RECORDS FOR THIS TASK>
—————
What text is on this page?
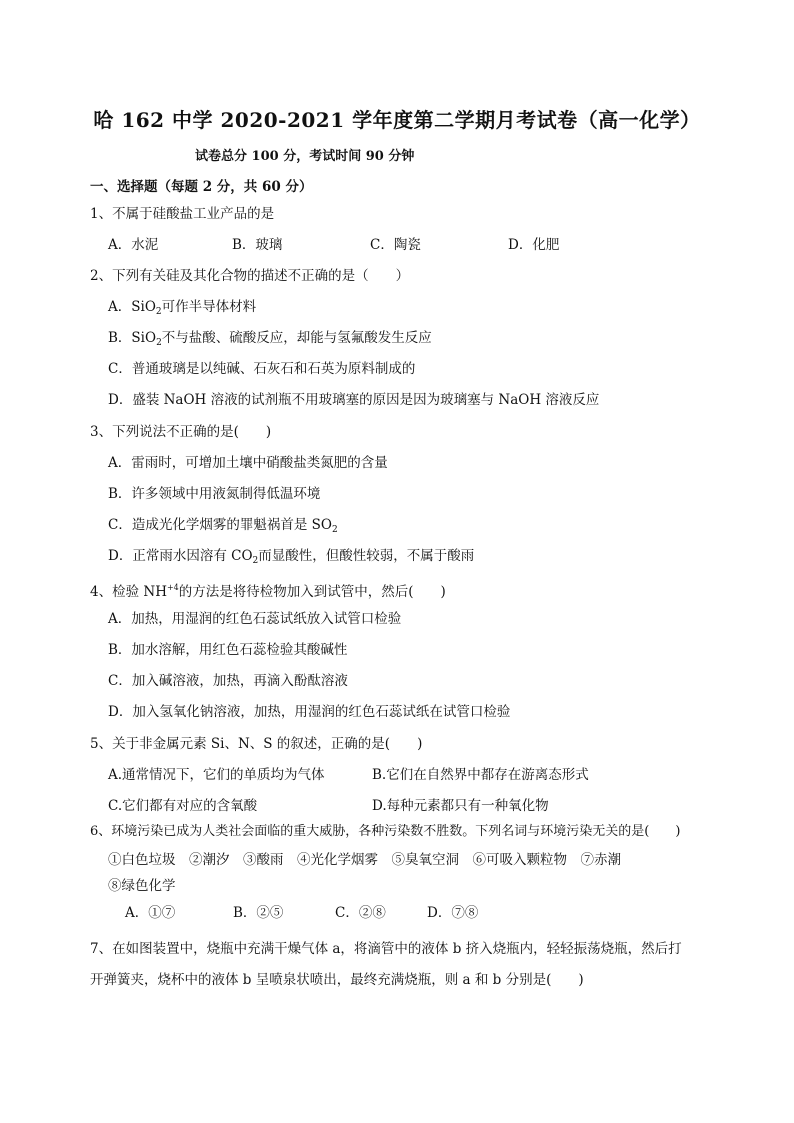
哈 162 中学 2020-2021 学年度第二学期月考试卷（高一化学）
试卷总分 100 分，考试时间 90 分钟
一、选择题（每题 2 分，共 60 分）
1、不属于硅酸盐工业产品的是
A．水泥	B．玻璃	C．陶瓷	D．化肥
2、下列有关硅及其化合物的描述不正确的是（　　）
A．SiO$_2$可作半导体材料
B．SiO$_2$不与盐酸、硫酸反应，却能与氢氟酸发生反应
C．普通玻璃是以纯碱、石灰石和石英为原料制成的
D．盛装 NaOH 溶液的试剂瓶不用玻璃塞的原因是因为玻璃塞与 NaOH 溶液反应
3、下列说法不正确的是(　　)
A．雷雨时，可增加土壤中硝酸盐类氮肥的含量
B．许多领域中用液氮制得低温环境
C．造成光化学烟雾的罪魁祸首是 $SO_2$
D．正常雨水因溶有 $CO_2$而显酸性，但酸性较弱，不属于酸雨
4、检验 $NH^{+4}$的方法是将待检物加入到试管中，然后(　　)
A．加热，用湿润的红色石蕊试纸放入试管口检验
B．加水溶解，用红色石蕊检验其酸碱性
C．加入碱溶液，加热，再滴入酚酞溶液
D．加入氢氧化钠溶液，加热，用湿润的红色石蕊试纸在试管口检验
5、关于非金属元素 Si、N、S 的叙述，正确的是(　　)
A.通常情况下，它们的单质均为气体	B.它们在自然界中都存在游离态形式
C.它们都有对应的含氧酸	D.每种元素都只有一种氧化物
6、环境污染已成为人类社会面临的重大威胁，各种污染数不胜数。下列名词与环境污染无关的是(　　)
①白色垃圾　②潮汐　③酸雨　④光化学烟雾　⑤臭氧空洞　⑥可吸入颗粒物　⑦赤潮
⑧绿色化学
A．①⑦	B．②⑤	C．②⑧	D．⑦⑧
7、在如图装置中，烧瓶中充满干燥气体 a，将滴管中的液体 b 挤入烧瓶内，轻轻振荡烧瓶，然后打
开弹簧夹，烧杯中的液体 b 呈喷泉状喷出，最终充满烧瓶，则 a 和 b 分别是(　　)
—————
EXERCISE>
From the material above, copy everything exactly but the pictures.

FINAL RESULT>
What text is on this page?
哈 162 中学 2020-2021 学年度第二学期月考试卷（高一化学）
试卷总分 100 分，考试时间 90 分钟
一、选择题（每题 2 分，共 60 分）
1、不属于硅酸盐工业产品的是
A．水泥	B．玻璃	C．陶瓷	D．化肥
2、下列有关硅及其化合物的描述不正确的是（　　）
A．SiO$_2$可作半导体材料
B．SiO$_2$不与盐酸、硫酸反应，却能与氢氟酸发生反应
C．普通玻璃是以纯碱、石灰石和石英为原料制成的
D．盛装 NaOH 溶液的试剂瓶不用玻璃塞的原因是因为玻璃塞与 NaOH 溶液反应
3、下列说法不正确的是(　　)
A．雷雨时，可增加土壤中硝酸盐类氮肥的含量
B．许多领域中用液氮制得低温环境
C．造成光化学烟雾的罪魁祸首是 $SO_2$
D．正常雨水因溶有 $CO_2$而显酸性，但酸性较弱，不属于酸雨
4、检验 $NH^{+4}$的方法是将待检物加入到试管中，然后(　　)
A．加热，用湿润的红色石蕊试纸放入试管口检验
B．加水溶解，用红色石蕊检验其酸碱性
C．加入碱溶液，加热，再滴入酚酞溶液
D．加入氢氧化钠溶液，加热，用湿润的红色石蕊试纸在试管口检验
5、关于非金属元素 Si、N、S 的叙述，正确的是(　　)
A.通常情况下，它们的单质均为气体	B.它们在自然界中都存在游离态形式
C.它们都有对应的含氧酸	D.每种元素都只有一种氧化物
6、环境污染已成为人类社会面临的重大威胁，各种污染数不胜数。下列名词与环境污染无关的是(　　)
①白色垃圾　②潮汐　③酸雨　④光化学烟雾　⑤臭氧空洞　⑥可吸入颗粒物　⑦赤潮
⑧绿色化学
A．①⑦	B．②⑤	C．②⑧	D．⑦⑧
7、在如图装置中，烧瓶中充满干燥气体 a，将滴管中的液体 b 挤入烧瓶内，轻轻振荡烧瓶，然后打
开弹簧夹，烧杯中的液体 b 呈喷泉状喷出，最终充满烧瓶，则 a 和 b 分别是(　　)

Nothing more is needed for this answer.